TEXT EXTRACT:

☆ ☆ ☆ ☆ ☆

Eager Mode (Synchronous Execution)

# conftest.py (pytest)
import pytest
from celery_app import app

@pytest.fixture(scope='session')
def celery_config():
    return {
        'broker_url': 'memory://',
        'result_backend': 'cache+memory://',
        'task_always_eager': True,          # Execute tasks synchronously
        'task_eager_propagates': True,      # Propagate exceptions
    }

# Test tasks
def test_add_task():
    result = add.delay(4, 6)
    assert result.get() == 10

def test_task_failure():
    with pytest.raises(ValueError):
        failing_task.delay()

Testing with Real Broker

# conftest.py
import pytest
from celery_app import app

@pytest.fixture(scope='session')

☆ ☆ ☆ ☆ ☆

LISTED RECORDS:

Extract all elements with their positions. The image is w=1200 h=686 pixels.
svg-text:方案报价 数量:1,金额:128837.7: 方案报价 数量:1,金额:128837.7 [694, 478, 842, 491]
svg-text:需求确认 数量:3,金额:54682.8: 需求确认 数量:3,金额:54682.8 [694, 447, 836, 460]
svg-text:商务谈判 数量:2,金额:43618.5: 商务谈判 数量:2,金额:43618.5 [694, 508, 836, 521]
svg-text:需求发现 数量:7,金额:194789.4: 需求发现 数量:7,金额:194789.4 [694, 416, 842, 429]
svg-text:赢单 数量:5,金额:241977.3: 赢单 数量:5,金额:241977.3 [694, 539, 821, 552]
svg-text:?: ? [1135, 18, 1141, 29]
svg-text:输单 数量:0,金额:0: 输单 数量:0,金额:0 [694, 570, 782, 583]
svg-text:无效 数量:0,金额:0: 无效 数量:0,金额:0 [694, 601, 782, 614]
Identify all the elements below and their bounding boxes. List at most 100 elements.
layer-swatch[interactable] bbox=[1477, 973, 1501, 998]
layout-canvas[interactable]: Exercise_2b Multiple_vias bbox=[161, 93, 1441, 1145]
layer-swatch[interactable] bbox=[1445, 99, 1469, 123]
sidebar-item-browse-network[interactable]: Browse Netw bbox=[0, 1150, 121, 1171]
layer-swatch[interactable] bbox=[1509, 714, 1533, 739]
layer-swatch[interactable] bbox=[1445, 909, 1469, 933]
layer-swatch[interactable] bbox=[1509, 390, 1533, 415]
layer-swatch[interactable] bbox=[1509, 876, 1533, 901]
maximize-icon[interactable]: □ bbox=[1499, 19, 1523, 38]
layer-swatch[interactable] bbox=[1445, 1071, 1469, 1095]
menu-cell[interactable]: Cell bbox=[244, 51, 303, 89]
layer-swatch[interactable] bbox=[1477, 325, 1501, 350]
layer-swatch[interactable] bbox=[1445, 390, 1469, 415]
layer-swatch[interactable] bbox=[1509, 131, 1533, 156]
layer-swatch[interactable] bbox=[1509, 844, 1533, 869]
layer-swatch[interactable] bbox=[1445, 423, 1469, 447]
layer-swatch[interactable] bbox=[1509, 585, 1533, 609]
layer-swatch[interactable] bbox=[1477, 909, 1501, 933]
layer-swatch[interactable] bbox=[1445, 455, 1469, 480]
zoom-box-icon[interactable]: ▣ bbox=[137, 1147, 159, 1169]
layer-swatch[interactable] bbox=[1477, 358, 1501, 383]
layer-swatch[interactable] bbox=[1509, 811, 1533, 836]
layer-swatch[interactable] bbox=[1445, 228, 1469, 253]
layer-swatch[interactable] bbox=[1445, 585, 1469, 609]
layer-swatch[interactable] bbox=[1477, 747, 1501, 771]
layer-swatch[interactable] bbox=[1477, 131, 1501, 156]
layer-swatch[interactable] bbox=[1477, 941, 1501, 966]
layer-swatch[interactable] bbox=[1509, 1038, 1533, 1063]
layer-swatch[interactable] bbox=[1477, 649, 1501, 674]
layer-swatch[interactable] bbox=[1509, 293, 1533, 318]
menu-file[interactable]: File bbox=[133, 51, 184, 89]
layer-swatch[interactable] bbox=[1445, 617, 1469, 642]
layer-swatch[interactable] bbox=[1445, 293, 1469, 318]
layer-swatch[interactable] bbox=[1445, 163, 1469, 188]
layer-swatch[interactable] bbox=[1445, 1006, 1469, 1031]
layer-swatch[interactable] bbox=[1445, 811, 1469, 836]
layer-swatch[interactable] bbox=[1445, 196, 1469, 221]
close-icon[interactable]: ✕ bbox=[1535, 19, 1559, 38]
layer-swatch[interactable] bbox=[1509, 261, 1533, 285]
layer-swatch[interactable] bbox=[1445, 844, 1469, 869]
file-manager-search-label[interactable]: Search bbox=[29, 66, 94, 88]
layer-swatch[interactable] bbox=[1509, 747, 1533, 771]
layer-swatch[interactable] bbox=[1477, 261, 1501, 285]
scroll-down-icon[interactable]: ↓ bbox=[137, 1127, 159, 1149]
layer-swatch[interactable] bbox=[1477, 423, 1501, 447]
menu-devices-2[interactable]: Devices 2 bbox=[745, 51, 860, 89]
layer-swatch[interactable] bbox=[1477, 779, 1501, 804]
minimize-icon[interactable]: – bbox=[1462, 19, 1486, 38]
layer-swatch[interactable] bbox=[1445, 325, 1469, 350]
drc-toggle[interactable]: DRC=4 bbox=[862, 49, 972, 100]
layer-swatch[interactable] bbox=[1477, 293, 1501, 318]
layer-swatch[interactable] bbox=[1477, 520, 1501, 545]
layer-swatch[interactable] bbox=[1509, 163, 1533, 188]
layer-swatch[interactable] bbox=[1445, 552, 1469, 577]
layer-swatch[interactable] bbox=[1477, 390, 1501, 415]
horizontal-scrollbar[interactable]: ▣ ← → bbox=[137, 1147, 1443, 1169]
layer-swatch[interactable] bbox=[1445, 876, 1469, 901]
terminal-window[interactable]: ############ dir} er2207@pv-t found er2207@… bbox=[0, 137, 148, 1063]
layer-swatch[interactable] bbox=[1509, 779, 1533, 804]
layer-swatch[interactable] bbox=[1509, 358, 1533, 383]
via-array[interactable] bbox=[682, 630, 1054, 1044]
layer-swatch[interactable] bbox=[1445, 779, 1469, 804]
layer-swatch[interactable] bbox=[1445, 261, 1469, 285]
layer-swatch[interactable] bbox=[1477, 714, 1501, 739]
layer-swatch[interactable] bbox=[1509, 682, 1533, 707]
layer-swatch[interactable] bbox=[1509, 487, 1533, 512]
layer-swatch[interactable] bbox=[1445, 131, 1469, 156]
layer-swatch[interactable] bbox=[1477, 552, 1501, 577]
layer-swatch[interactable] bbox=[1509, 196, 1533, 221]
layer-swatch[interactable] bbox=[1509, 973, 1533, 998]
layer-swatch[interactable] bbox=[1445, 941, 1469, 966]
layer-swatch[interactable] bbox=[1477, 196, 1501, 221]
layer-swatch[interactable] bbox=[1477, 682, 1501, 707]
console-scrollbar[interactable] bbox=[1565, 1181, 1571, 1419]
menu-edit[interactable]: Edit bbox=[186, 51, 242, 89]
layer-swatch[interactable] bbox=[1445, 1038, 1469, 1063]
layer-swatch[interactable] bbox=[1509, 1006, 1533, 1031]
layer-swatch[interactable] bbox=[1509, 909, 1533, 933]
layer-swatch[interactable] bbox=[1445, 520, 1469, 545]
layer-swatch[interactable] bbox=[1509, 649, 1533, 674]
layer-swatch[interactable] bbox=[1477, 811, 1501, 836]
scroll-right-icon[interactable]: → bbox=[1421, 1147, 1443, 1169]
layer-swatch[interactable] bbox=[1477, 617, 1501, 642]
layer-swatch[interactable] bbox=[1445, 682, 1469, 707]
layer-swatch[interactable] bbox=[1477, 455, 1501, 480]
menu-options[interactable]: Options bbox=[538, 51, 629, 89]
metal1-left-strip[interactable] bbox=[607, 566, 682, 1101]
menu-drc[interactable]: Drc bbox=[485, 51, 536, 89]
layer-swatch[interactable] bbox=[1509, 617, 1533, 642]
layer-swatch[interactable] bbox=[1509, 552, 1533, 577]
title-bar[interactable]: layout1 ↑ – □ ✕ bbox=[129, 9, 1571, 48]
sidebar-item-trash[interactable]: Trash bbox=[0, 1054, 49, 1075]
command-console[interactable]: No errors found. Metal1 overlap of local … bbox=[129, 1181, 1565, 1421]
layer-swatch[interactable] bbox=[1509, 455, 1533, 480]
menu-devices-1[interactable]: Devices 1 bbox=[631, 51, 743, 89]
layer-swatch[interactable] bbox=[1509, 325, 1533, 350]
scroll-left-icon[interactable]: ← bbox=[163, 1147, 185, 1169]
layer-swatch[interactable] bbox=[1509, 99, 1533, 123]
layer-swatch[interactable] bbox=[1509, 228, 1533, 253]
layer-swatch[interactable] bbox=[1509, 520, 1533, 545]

☆ ☆ ☆ ☆ ☆

INSTRUCTIONS:
(A) In the Celery testing excerpt, which configuration setting makes tasks execute synchronously?
(B) Please continue the Celery testing excerpt from the point where it stops.
The records have no connection to the text.

EXPECTED ANSWERS:
(A) The setting 'task_always_eager': True.

(B)
def celery_config():
    return {
        'broker_url': 'redis://localhost:6379/15',  # Test database
        'result_backend': 'redis://localhost:6379/15',
    }

@pytest.fixture
def celery_worker(celery_app):
    """Start worker for tests"""
    with celery_app.Worker() as worker:
        yield worker

def test_async_task(celery_worker):
    result = async_task.delay(data)
    assert result.get(timeout=10) == expected

Mocking External Dependencies

from unittest.mock import patch, MagicMock

@app.task
def fetch_and_process(url):
    response = requests.get(url)
    return process(response.json())

def test_fetch_and_process():
    with patch('requests.get') as mock_get:
        mock_get.return_value.json.return_value = {'data': 'test'}

        result = fetch_and_process.delay('http://example.com')
        assert result.get() == expected_result
        mock_get.assert_called_once_with('http://example.com')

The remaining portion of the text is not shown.